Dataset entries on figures
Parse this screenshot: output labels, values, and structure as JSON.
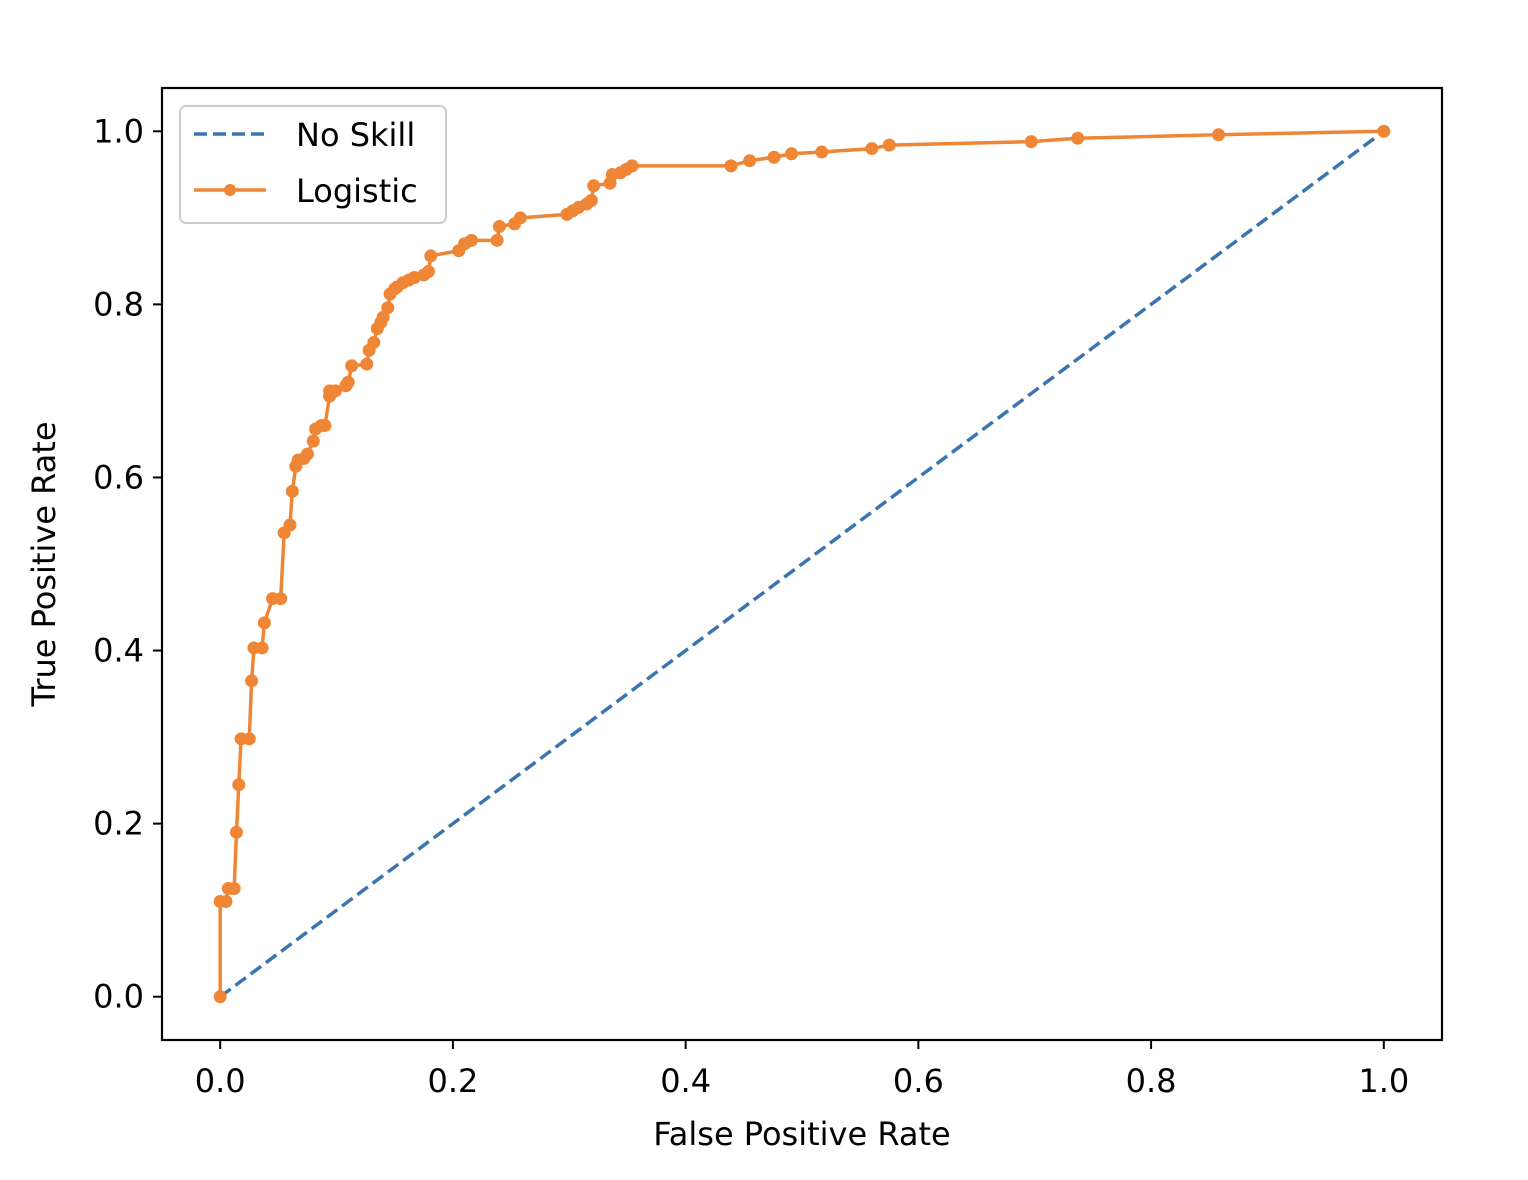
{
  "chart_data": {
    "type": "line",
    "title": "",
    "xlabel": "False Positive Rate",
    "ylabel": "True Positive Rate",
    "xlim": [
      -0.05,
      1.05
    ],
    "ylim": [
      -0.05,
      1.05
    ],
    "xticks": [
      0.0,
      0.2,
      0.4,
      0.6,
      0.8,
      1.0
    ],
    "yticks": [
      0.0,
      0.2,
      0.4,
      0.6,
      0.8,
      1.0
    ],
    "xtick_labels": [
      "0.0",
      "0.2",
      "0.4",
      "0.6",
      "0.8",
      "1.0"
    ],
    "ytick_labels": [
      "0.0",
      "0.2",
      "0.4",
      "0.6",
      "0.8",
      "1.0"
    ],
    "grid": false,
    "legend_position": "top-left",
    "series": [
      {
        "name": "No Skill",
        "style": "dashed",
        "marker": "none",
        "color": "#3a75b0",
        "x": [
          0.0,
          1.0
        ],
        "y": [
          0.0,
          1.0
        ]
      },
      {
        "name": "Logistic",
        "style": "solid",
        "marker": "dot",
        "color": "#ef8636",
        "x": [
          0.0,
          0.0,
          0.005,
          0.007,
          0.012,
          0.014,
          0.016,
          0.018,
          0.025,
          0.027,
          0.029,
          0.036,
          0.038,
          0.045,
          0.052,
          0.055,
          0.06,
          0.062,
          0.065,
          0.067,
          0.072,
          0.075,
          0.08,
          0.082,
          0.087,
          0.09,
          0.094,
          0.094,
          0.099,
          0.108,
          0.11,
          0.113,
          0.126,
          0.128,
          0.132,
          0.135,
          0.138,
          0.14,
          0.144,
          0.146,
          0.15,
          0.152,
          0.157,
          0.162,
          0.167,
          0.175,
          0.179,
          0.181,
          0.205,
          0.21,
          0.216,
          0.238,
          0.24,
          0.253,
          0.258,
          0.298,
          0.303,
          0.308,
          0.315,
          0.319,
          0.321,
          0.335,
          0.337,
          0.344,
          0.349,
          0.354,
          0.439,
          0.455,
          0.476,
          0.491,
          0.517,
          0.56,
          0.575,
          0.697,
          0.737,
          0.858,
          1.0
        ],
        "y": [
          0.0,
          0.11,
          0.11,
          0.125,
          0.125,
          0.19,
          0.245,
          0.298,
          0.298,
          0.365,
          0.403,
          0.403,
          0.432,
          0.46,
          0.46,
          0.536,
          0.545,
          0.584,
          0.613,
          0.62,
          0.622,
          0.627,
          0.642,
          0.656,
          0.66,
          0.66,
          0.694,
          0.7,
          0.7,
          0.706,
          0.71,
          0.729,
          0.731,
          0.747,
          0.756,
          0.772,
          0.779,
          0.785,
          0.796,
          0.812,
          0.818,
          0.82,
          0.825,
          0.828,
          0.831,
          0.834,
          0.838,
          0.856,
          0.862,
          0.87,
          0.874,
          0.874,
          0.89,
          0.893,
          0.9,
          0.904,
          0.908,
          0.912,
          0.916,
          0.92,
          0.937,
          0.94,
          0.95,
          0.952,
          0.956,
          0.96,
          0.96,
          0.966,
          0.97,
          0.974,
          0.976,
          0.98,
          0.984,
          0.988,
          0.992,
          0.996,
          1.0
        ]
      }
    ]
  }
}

REQUIRED WORK => Reproduce the full listing above verbatim, with no pictures included.

ANSWER TO THIS PROBLEM =>
Parse this screenshot: output labels, values, and structure as JSON.
{
  "chart_data": {
    "type": "line",
    "title": "",
    "xlabel": "False Positive Rate",
    "ylabel": "True Positive Rate",
    "xlim": [
      -0.05,
      1.05
    ],
    "ylim": [
      -0.05,
      1.05
    ],
    "xticks": [
      0.0,
      0.2,
      0.4,
      0.6,
      0.8,
      1.0
    ],
    "yticks": [
      0.0,
      0.2,
      0.4,
      0.6,
      0.8,
      1.0
    ],
    "xtick_labels": [
      "0.0",
      "0.2",
      "0.4",
      "0.6",
      "0.8",
      "1.0"
    ],
    "ytick_labels": [
      "0.0",
      "0.2",
      "0.4",
      "0.6",
      "0.8",
      "1.0"
    ],
    "grid": false,
    "legend_position": "top-left",
    "series": [
      {
        "name": "No Skill",
        "style": "dashed",
        "marker": "none",
        "color": "#3a75b0",
        "x": [
          0.0,
          1.0
        ],
        "y": [
          0.0,
          1.0
        ]
      },
      {
        "name": "Logistic",
        "style": "solid",
        "marker": "dot",
        "color": "#ef8636",
        "x": [
          0.0,
          0.0,
          0.005,
          0.007,
          0.012,
          0.014,
          0.016,
          0.018,
          0.025,
          0.027,
          0.029,
          0.036,
          0.038,
          0.045,
          0.052,
          0.055,
          0.06,
          0.062,
          0.065,
          0.067,
          0.072,
          0.075,
          0.08,
          0.082,
          0.087,
          0.09,
          0.094,
          0.094,
          0.099,
          0.108,
          0.11,
          0.113,
          0.126,
          0.128,
          0.132,
          0.135,
          0.138,
          0.14,
          0.144,
          0.146,
          0.15,
          0.152,
          0.157,
          0.162,
          0.167,
          0.175,
          0.179,
          0.181,
          0.205,
          0.21,
          0.216,
          0.238,
          0.24,
          0.253,
          0.258,
          0.298,
          0.303,
          0.308,
          0.315,
          0.319,
          0.321,
          0.335,
          0.337,
          0.344,
          0.349,
          0.354,
          0.439,
          0.455,
          0.476,
          0.491,
          0.517,
          0.56,
          0.575,
          0.697,
          0.737,
          0.858,
          1.0
        ],
        "y": [
          0.0,
          0.11,
          0.11,
          0.125,
          0.125,
          0.19,
          0.245,
          0.298,
          0.298,
          0.365,
          0.403,
          0.403,
          0.432,
          0.46,
          0.46,
          0.536,
          0.545,
          0.584,
          0.613,
          0.62,
          0.622,
          0.627,
          0.642,
          0.656,
          0.66,
          0.66,
          0.694,
          0.7,
          0.7,
          0.706,
          0.71,
          0.729,
          0.731,
          0.747,
          0.756,
          0.772,
          0.779,
          0.785,
          0.796,
          0.812,
          0.818,
          0.82,
          0.825,
          0.828,
          0.831,
          0.834,
          0.838,
          0.856,
          0.862,
          0.87,
          0.874,
          0.874,
          0.89,
          0.893,
          0.9,
          0.904,
          0.908,
          0.912,
          0.916,
          0.92,
          0.937,
          0.94,
          0.95,
          0.952,
          0.956,
          0.96,
          0.96,
          0.966,
          0.97,
          0.974,
          0.976,
          0.98,
          0.984,
          0.988,
          0.992,
          0.996,
          1.0
        ]
      }
    ]
  }
}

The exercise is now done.